What to do =
Gather every line of the entries that includes the word "一方の面".

# # # # # # #

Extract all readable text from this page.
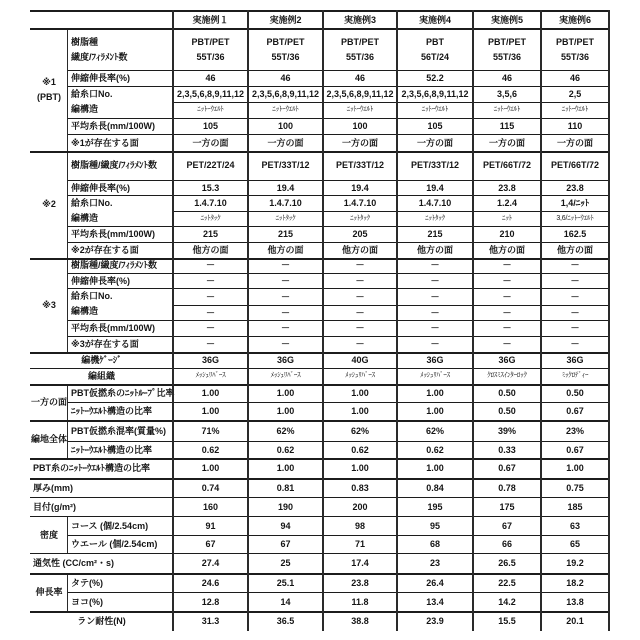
実施例１	実施例2	実施例3	実施例4	実施例5	実施例6
※1
(PBT)
樹脂種
繊度/ﾌｨﾗﾒﾝﾄ数
PBT/PET
55T/36
PBT/PET
55T/36
PBT/PET
55T/36
PBT
56T/24
PBT/PET
55T/36
PBT/PET
55T/36
伸縮伸長率(%)	46	46	46	52.2	46	46
給糸口No.
編構造
2,3,5,6,8,9,11,12 2,3,5,6,8,9,11,12 2,3,5,6,8,9,11,12 2,3,5,6,8,9,11,12	3,5,6	2,5
ﾆｯﾄｰｳｴﾙﾄ	ﾆｯﾄｰｳｴﾙﾄ	ﾆｯﾄｰｳｴﾙﾄ	ﾆｯﾄｰｳｴﾙﾄ	ﾆｯﾄｰｳｴﾙﾄ	ﾆｯﾄｰｳｴﾙﾄ
平均糸長(mm/100W)	105	100	100	105	115	110
※1が存在する面	一方の面	一方の面	一方の面	一方の面	一方の面	一方の面
※2
樹脂種/繊度/ﾌｨﾗﾒﾝﾄ数	PET/22T/24	PET/33T/12	PET/33T/12	PET/33T/12	PET/66T/72 PET/66T/72
伸縮伸長率(%)	15.3	19.4	19.4	19.4	23.8	23.8
給糸口No.
編構造
1.4.7.10	1.4.7.10	1.4.7.10	1.4.7.10	1.2.4	1,4/ﾆｯﾄ
ﾆｯﾄﾀｯｸ	ﾆｯﾄﾀｯｸ	ﾆｯﾄﾀｯｸ	ﾆｯﾄﾀｯｸ	ﾆｯﾄ	3,6/ﾆｯﾄｰｳｴﾙﾄ
平均糸長(mm/100W)	215	215	205	215	210	162.5
※2が存在する面	他方の面	他方の面	他方の面	他方の面	他方の面	他方の面
※3
樹脂種/繊度/ﾌｨﾗﾒﾝﾄ数	－	－	－	－	－	－
伸縮伸長率(%)	－	－	－	－	－	－
給糸口No.
編構造
－	－	－	－	－	－
－	－	－	－	－	－
平均糸長(mm/100W)	－	－	－	－	－	－
※3が存在する面	－	－	－	－	－	－
編機ｹﾞｰｼﾞ	36G	36G	40G	36G	36G	36G
編組織	ﾒｯｼｭﾘﾊﾞｰｽ	ﾒｯｼｭﾘﾊﾞｰｽ	ﾒｯｼｭﾘﾊﾞｰｽ	ﾒｯｼｭﾘﾊﾞｰｽ	ｸﾛｽﾐｽｲﾝﾀｰﾛｯｸ	ﾐｯｸﾛﾃﾞｨｰ
一方の面
PBT仮撚糸のﾆｯﾄﾙｰﾌﾟ比率	1.00	1.00	1.00	1.00	0.50	0.50
ﾆｯﾄｰｳｴﾙﾄ構造の比率	1.00	1.00	1.00	1.00	0.50	0.67
編地全体
PBT仮撚糸混率(質量%)	71%	62%	62%	62%	39%	23%
ﾆｯﾄｰｳｴﾙﾄ構造の比率	0.62	0.62	0.62	0.62	0.33	0.67
PBT糸のﾆｯﾄｰｳｴﾙﾄ構造の比率	1.00	1.00	1.00	1.00	0.67	1.00
厚み(mm)	0.74	0.81	0.83	0.84	0.78	0.75
目付(g/m²)	160	190	200	195	175	185
密度
コース (個/2.54cm)	91	94	98	95	67	63
ウエール (個/2.54cm)	67	67	71	68	66	65
通気性 (CC/cm²・s)	27.4	25	17.4	23	26.5	19.2
伸長率
タテ(%)	24.6	25.1	23.8	26.4	22.5	18.2
ヨコ(%)	12.8	14	11.8	13.4	14.2	13.8
ラン耐性(N)	31.3	36.5	38.8	23.9	15.5	20.1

# # # # # # #

Full output =
※1が存在する面	一方の面	一方の面	一方の面	一方の面	一方の面	一方の面
一方の面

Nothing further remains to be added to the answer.